■ Task requirements ■
Beginning with the line in which "Reverse-engineer this chart into JSON." appears, transcribe each line word for word until the records end. Do not include pictures.

----

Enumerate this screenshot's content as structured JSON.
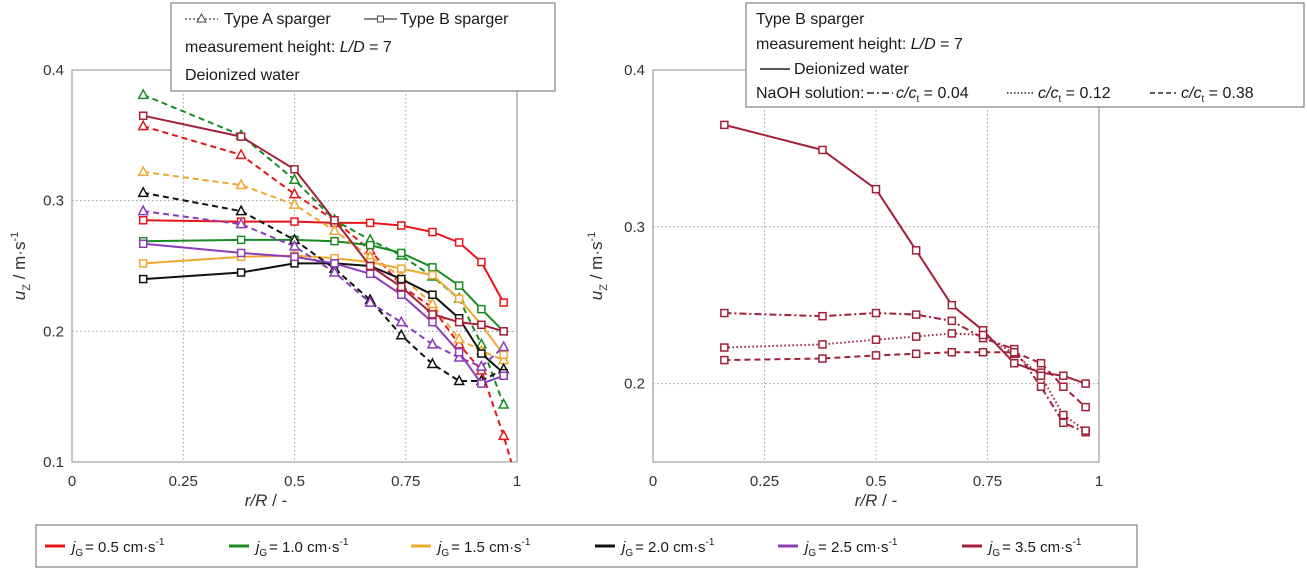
{
  "colors": {
    "jg05": "#e8141b",
    "jg10": "#1a8a22",
    "jg15": "#f0a830",
    "jg20": "#111111",
    "jg25": "#8a3db8",
    "jg35": "#a3203a"
  },
  "left_box": {
    "line1_a": "Type A sparger",
    "line1_b": "Type B sparger",
    "line2_prefix": "measurement height: ",
    "line2_var": "L/D",
    "line2_suffix": " = 7",
    "line3": "Deionized water"
  },
  "right_box": {
    "line1": "Type B sparger",
    "line2_prefix": "measurement height: ",
    "line2_var": "L/D",
    "line2_suffix": " = 7",
    "line3": "Deionized water",
    "naoh_label": "NaOH solution:",
    "c1": " = 0.04",
    "c2": " = 0.12",
    "c3": " = 0.38",
    "c_var": "c/c",
    "c_sub": "t"
  },
  "legend": {
    "j_var": "j",
    "j_sub": "G",
    "items": [
      {
        "value": "= 0.5 cm·s",
        "color_key": "jg05"
      },
      {
        "value": "= 1.0 cm·s",
        "color_key": "jg10"
      },
      {
        "value": "= 1.5 cm·s",
        "color_key": "jg15"
      },
      {
        "value": "= 2.0 cm·s",
        "color_key": "jg20"
      },
      {
        "value": "= 2.5 cm·s",
        "color_key": "jg25"
      },
      {
        "value": "= 3.5 cm·s",
        "color_key": "jg35"
      }
    ],
    "unit_sup": "-1"
  },
  "axis_labels": {
    "x_main": "r/R",
    "x_unit": " / -",
    "y_main": "u",
    "y_sub": "Z",
    "y_unit": " / m·s",
    "y_sup": "-1"
  },
  "chart_data": [
    {
      "type": "line",
      "panel": "left",
      "xlim": [
        0,
        1
      ],
      "ylim": [
        0.1,
        0.4
      ],
      "xticks": [
        "0",
        "0.25",
        "0.5",
        "0.75",
        "1"
      ],
      "yticks": [
        "0.1",
        "0.2",
        "0.3",
        "0.4"
      ],
      "xtick_values": [
        0,
        0.25,
        0.5,
        0.75,
        1
      ],
      "ytick_values": [
        0.1,
        0.2,
        0.3,
        0.4
      ],
      "grid": true,
      "series": [
        {
          "color_key": "jg05",
          "style": "dashed",
          "marker": "triangle",
          "x": [
            0.16,
            0.38,
            0.5,
            0.59,
            0.67,
            0.74,
            0.81,
            0.87,
            0.92,
            0.97,
            1.0
          ],
          "y": [
            0.357,
            0.335,
            0.305,
            0.285,
            0.262,
            0.235,
            0.218,
            0.19,
            0.17,
            0.12,
            0.085
          ]
        },
        {
          "color_key": "jg05",
          "style": "solid",
          "marker": "square",
          "x": [
            0.16,
            0.38,
            0.5,
            0.59,
            0.67,
            0.74,
            0.81,
            0.87,
            0.92,
            0.97
          ],
          "y": [
            0.285,
            0.284,
            0.284,
            0.283,
            0.283,
            0.281,
            0.276,
            0.268,
            0.253,
            0.222
          ]
        },
        {
          "color_key": "jg10",
          "style": "dashed",
          "marker": "triangle",
          "x": [
            0.16,
            0.38,
            0.5,
            0.59,
            0.67,
            0.74,
            0.81,
            0.87,
            0.92,
            0.97
          ],
          "y": [
            0.381,
            0.35,
            0.316,
            0.285,
            0.27,
            0.258,
            0.242,
            0.225,
            0.19,
            0.144
          ]
        },
        {
          "color_key": "jg10",
          "style": "solid",
          "marker": "square",
          "x": [
            0.16,
            0.38,
            0.5,
            0.59,
            0.67,
            0.74,
            0.81,
            0.87,
            0.92,
            0.97
          ],
          "y": [
            0.269,
            0.27,
            0.27,
            0.269,
            0.266,
            0.26,
            0.249,
            0.235,
            0.217,
            0.2
          ]
        },
        {
          "color_key": "jg15",
          "style": "dashed",
          "marker": "triangle",
          "x": [
            0.16,
            0.38,
            0.5,
            0.59,
            0.67,
            0.74,
            0.81,
            0.87,
            0.92,
            0.97
          ],
          "y": [
            0.322,
            0.312,
            0.297,
            0.277,
            0.257,
            0.242,
            0.221,
            0.194,
            0.185,
            0.178
          ]
        },
        {
          "color_key": "jg15",
          "style": "solid",
          "marker": "square",
          "x": [
            0.16,
            0.38,
            0.5,
            0.59,
            0.67,
            0.74,
            0.81,
            0.87,
            0.92,
            0.97
          ],
          "y": [
            0.252,
            0.257,
            0.258,
            0.256,
            0.253,
            0.248,
            0.243,
            0.225,
            0.205,
            0.182
          ]
        },
        {
          "color_key": "jg20",
          "style": "dashed",
          "marker": "triangle",
          "x": [
            0.16,
            0.38,
            0.5,
            0.59,
            0.67,
            0.74,
            0.81,
            0.87,
            0.92,
            0.97
          ],
          "y": [
            0.306,
            0.292,
            0.27,
            0.248,
            0.224,
            0.197,
            0.175,
            0.162,
            0.162,
            0.171
          ]
        },
        {
          "color_key": "jg20",
          "style": "solid",
          "marker": "square",
          "x": [
            0.16,
            0.38,
            0.5,
            0.59,
            0.67,
            0.74,
            0.81,
            0.87,
            0.92,
            0.97
          ],
          "y": [
            0.24,
            0.245,
            0.252,
            0.252,
            0.25,
            0.24,
            0.228,
            0.21,
            0.183,
            0.168
          ]
        },
        {
          "color_key": "jg25",
          "style": "dashed",
          "marker": "triangle",
          "x": [
            0.16,
            0.38,
            0.5,
            0.59,
            0.67,
            0.74,
            0.81,
            0.87,
            0.92,
            0.97
          ],
          "y": [
            0.292,
            0.282,
            0.265,
            0.245,
            0.222,
            0.207,
            0.19,
            0.18,
            0.173,
            0.188
          ]
        },
        {
          "color_key": "jg25",
          "style": "solid",
          "marker": "square",
          "x": [
            0.16,
            0.38,
            0.5,
            0.59,
            0.67,
            0.74,
            0.81,
            0.87,
            0.92,
            0.97
          ],
          "y": [
            0.267,
            0.26,
            0.257,
            0.252,
            0.244,
            0.228,
            0.207,
            0.184,
            0.16,
            0.166
          ]
        },
        {
          "color_key": "jg35",
          "style": "solid",
          "marker": "square",
          "x": [
            0.16,
            0.38,
            0.5,
            0.59,
            0.67,
            0.74,
            0.81,
            0.87,
            0.92,
            0.97
          ],
          "y": [
            0.365,
            0.349,
            0.324,
            0.285,
            0.25,
            0.234,
            0.213,
            0.207,
            0.205,
            0.2
          ]
        }
      ]
    },
    {
      "type": "line",
      "panel": "right",
      "xlim": [
        0,
        1
      ],
      "ylim": [
        0.15,
        0.4
      ],
      "xticks": [
        "0",
        "0.25",
        "0.5",
        "0.75",
        "1"
      ],
      "yticks": [
        "0.2",
        "0.3",
        "0.4"
      ],
      "xtick_values": [
        0,
        0.25,
        0.5,
        0.75,
        1
      ],
      "ytick_values": [
        0.2,
        0.3,
        0.4
      ],
      "grid": true,
      "series": [
        {
          "color_key": "jg35",
          "style": "solid",
          "marker": "square",
          "x": [
            0.16,
            0.38,
            0.5,
            0.59,
            0.67,
            0.74,
            0.81,
            0.87,
            0.92,
            0.97
          ],
          "y": [
            0.365,
            0.349,
            0.324,
            0.285,
            0.25,
            0.234,
            0.213,
            0.207,
            0.205,
            0.2
          ]
        },
        {
          "color_key": "jg35",
          "style": "dashdot",
          "marker": "square",
          "x": [
            0.16,
            0.38,
            0.5,
            0.59,
            0.67,
            0.74,
            0.81,
            0.87,
            0.92,
            0.97
          ],
          "y": [
            0.245,
            0.243,
            0.245,
            0.244,
            0.24,
            0.229,
            0.222,
            0.198,
            0.175,
            0.169
          ]
        },
        {
          "color_key": "jg35",
          "style": "dotted",
          "marker": "square",
          "x": [
            0.16,
            0.38,
            0.5,
            0.59,
            0.67,
            0.74,
            0.81,
            0.87,
            0.92,
            0.97
          ],
          "y": [
            0.223,
            0.225,
            0.228,
            0.23,
            0.232,
            0.231,
            0.219,
            0.205,
            0.18,
            0.17
          ]
        },
        {
          "color_key": "jg35",
          "style": "dashed",
          "marker": "square",
          "x": [
            0.16,
            0.38,
            0.5,
            0.59,
            0.67,
            0.74,
            0.81,
            0.87,
            0.92,
            0.97
          ],
          "y": [
            0.215,
            0.216,
            0.218,
            0.219,
            0.22,
            0.22,
            0.22,
            0.213,
            0.198,
            0.185
          ]
        }
      ]
    }
  ]
}
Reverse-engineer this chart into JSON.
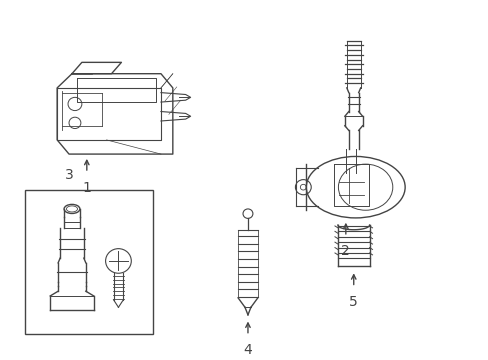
{
  "bg_color": "#ffffff",
  "line_color": "#444444",
  "lw": 1.0,
  "figsize": [
    4.89,
    3.6
  ],
  "dpi": 100
}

----

■ Task solution ■
Reverse-engineer this chart into JSON.
{
  "bg_color": "#ffffff",
  "line_color": "#444444",
  "lw": 1.0,
  "figsize": [
    4.89,
    3.6
  ],
  "dpi": 100
}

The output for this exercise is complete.